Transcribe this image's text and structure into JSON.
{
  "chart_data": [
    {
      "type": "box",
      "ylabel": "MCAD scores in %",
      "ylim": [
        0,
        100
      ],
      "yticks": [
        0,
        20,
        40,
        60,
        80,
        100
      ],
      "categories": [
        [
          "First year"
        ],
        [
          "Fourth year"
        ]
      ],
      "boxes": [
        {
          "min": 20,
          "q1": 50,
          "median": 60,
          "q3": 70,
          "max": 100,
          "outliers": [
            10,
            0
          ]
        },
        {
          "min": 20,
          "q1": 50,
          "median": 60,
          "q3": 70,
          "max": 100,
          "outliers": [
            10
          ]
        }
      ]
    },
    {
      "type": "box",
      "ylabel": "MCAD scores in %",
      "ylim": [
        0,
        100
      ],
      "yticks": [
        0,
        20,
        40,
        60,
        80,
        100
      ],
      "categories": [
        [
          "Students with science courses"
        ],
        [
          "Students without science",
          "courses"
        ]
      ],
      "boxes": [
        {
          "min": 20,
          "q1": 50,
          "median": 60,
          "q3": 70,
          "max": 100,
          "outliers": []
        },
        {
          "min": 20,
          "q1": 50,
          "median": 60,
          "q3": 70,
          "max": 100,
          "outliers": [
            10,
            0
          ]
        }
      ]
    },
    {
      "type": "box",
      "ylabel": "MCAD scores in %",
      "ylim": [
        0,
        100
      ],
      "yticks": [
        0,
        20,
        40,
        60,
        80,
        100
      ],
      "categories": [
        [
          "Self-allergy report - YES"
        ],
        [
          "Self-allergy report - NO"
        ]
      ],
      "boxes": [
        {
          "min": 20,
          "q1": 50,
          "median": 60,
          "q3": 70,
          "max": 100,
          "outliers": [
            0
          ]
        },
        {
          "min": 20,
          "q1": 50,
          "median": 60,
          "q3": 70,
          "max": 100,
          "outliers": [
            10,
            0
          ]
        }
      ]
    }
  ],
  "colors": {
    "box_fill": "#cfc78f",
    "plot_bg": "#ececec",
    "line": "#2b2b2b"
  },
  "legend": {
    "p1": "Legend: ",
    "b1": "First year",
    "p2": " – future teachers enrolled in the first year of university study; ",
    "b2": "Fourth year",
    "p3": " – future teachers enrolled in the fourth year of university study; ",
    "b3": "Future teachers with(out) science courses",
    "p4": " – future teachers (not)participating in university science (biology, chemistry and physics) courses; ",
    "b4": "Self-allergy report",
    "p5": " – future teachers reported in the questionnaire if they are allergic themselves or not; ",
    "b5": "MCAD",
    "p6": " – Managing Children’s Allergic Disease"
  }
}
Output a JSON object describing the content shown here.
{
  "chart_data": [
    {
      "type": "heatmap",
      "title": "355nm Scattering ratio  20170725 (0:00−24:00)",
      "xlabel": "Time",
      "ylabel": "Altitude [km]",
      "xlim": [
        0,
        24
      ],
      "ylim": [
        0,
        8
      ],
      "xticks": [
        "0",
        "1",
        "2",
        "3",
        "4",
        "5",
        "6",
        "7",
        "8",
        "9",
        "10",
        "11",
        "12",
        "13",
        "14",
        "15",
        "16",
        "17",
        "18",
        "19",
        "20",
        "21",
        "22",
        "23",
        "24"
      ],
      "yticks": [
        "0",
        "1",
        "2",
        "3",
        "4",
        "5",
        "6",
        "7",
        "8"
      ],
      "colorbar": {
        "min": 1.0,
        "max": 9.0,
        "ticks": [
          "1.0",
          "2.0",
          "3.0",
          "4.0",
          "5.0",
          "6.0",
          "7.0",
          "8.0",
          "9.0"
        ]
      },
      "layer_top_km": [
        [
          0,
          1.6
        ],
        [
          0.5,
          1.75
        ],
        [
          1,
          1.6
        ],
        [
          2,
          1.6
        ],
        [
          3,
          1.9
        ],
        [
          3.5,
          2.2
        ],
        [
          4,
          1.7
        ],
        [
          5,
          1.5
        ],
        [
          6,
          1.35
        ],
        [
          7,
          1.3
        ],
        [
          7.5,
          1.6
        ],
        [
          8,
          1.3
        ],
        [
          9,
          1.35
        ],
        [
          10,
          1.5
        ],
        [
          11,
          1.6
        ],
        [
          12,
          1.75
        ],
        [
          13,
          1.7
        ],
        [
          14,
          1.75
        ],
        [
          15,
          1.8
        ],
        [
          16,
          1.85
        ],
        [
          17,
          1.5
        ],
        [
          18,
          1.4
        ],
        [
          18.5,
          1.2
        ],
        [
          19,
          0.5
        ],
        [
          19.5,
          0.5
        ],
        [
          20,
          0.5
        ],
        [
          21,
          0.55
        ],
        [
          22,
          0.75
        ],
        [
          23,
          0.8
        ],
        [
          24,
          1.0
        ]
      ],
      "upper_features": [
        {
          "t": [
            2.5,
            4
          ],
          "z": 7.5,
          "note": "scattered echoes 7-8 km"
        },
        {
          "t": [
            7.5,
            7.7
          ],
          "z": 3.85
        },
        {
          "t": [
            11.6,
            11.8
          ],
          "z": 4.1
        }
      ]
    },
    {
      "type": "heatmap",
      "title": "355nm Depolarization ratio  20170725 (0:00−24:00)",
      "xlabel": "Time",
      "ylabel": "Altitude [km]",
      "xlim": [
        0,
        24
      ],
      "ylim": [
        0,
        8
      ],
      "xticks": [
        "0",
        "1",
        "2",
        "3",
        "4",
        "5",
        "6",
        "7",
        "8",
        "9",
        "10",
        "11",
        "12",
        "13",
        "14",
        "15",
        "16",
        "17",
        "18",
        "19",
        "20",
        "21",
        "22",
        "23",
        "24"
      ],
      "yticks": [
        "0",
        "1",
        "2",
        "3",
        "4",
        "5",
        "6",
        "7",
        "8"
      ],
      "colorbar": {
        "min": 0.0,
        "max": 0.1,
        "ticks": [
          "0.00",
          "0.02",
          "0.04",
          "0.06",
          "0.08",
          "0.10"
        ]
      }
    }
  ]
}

◇ ◇ ◇ ◇ ◇

* [Goal of the exercise]:
Repeat the records above in full, character for character.

* [Reply to the exercise]:
Transcribe this image's text and structure into JSON.
{
  "chart_data": [
    {
      "type": "box",
      "ylabel": "MCAD scores in %",
      "ylim": [
        0,
        100
      ],
      "yticks": [
        0,
        20,
        40,
        60,
        80,
        100
      ],
      "categories": [
        [
          "First year"
        ],
        [
          "Fourth year"
        ]
      ],
      "boxes": [
        {
          "min": 20,
          "q1": 50,
          "median": 60,
          "q3": 70,
          "max": 100,
          "outliers": [
            10,
            0
          ]
        },
        {
          "min": 20,
          "q1": 50,
          "median": 60,
          "q3": 70,
          "max": 100,
          "outliers": [
            10
          ]
        }
      ]
    },
    {
      "type": "box",
      "ylabel": "MCAD scores in %",
      "ylim": [
        0,
        100
      ],
      "yticks": [
        0,
        20,
        40,
        60,
        80,
        100
      ],
      "categories": [
        [
          "Students with science courses"
        ],
        [
          "Students without science",
          "courses"
        ]
      ],
      "boxes": [
        {
          "min": 20,
          "q1": 50,
          "median": 60,
          "q3": 70,
          "max": 100,
          "outliers": []
        },
        {
          "min": 20,
          "q1": 50,
          "median": 60,
          "q3": 70,
          "max": 100,
          "outliers": [
            10,
            0
          ]
        }
      ]
    },
    {
      "type": "box",
      "ylabel": "MCAD scores in %",
      "ylim": [
        0,
        100
      ],
      "yticks": [
        0,
        20,
        40,
        60,
        80,
        100
      ],
      "categories": [
        [
          "Self-allergy report - YES"
        ],
        [
          "Self-allergy report - NO"
        ]
      ],
      "boxes": [
        {
          "min": 20,
          "q1": 50,
          "median": 60,
          "q3": 70,
          "max": 100,
          "outliers": [
            0
          ]
        },
        {
          "min": 20,
          "q1": 50,
          "median": 60,
          "q3": 70,
          "max": 100,
          "outliers": [
            10,
            0
          ]
        }
      ]
    }
  ],
  "colors": {
    "box_fill": "#cfc78f",
    "plot_bg": "#ececec",
    "line": "#2b2b2b"
  },
  "legend": {
    "p1": "Legend: ",
    "b1": "First year",
    "p2": " – future teachers enrolled in the first year of university study; ",
    "b2": "Fourth year",
    "p3": " – future teachers enrolled in the fourth year of university study; ",
    "b3": "Future teachers with(out) science courses",
    "p4": " – future teachers (not)participating in university science (biology, chemistry and physics) courses; ",
    "b4": "Self-allergy report",
    "p5": " – future teachers reported in the questionnaire if they are allergic themselves or not; ",
    "b5": "MCAD",
    "p6": " – Managing Children’s Allergic Disease"
  }
}
Output a JSON object describing the content shown here.
{
  "chart_data": [
    {
      "type": "heatmap",
      "title": "355nm Scattering ratio  20170725 (0:00−24:00)",
      "xlabel": "Time",
      "ylabel": "Altitude [km]",
      "xlim": [
        0,
        24
      ],
      "ylim": [
        0,
        8
      ],
      "xticks": [
        "0",
        "1",
        "2",
        "3",
        "4",
        "5",
        "6",
        "7",
        "8",
        "9",
        "10",
        "11",
        "12",
        "13",
        "14",
        "15",
        "16",
        "17",
        "18",
        "19",
        "20",
        "21",
        "22",
        "23",
        "24"
      ],
      "yticks": [
        "0",
        "1",
        "2",
        "3",
        "4",
        "5",
        "6",
        "7",
        "8"
      ],
      "colorbar": {
        "min": 1.0,
        "max": 9.0,
        "ticks": [
          "1.0",
          "2.0",
          "3.0",
          "4.0",
          "5.0",
          "6.0",
          "7.0",
          "8.0",
          "9.0"
        ]
      },
      "layer_top_km": [
        [
          0,
          1.6
        ],
        [
          0.5,
          1.75
        ],
        [
          1,
          1.6
        ],
        [
          2,
          1.6
        ],
        [
          3,
          1.9
        ],
        [
          3.5,
          2.2
        ],
        [
          4,
          1.7
        ],
        [
          5,
          1.5
        ],
        [
          6,
          1.35
        ],
        [
          7,
          1.3
        ],
        [
          7.5,
          1.6
        ],
        [
          8,
          1.3
        ],
        [
          9,
          1.35
        ],
        [
          10,
          1.5
        ],
        [
          11,
          1.6
        ],
        [
          12,
          1.75
        ],
        [
          13,
          1.7
        ],
        [
          14,
          1.75
        ],
        [
          15,
          1.8
        ],
        [
          16,
          1.85
        ],
        [
          17,
          1.5
        ],
        [
          18,
          1.4
        ],
        [
          18.5,
          1.2
        ],
        [
          19,
          0.5
        ],
        [
          19.5,
          0.5
        ],
        [
          20,
          0.5
        ],
        [
          21,
          0.55
        ],
        [
          22,
          0.75
        ],
        [
          23,
          0.8
        ],
        [
          24,
          1.0
        ]
      ],
      "upper_features": [
        {
          "t": [
            2.5,
            4
          ],
          "z": 7.5,
          "note": "scattered echoes 7-8 km"
        },
        {
          "t": [
            7.5,
            7.7
          ],
          "z": 3.85
        },
        {
          "t": [
            11.6,
            11.8
          ],
          "z": 4.1
        }
      ]
    },
    {
      "type": "heatmap",
      "title": "355nm Depolarization ratio  20170725 (0:00−24:00)",
      "xlabel": "Time",
      "ylabel": "Altitude [km]",
      "xlim": [
        0,
        24
      ],
      "ylim": [
        0,
        8
      ],
      "xticks": [
        "0",
        "1",
        "2",
        "3",
        "4",
        "5",
        "6",
        "7",
        "8",
        "9",
        "10",
        "11",
        "12",
        "13",
        "14",
        "15",
        "16",
        "17",
        "18",
        "19",
        "20",
        "21",
        "22",
        "23",
        "24"
      ],
      "yticks": [
        "0",
        "1",
        "2",
        "3",
        "4",
        "5",
        "6",
        "7",
        "8"
      ],
      "colorbar": {
        "min": 0.0,
        "max": 0.1,
        "ticks": [
          "0.00",
          "0.02",
          "0.04",
          "0.06",
          "0.08",
          "0.10"
        ]
      }
    }
  ]
}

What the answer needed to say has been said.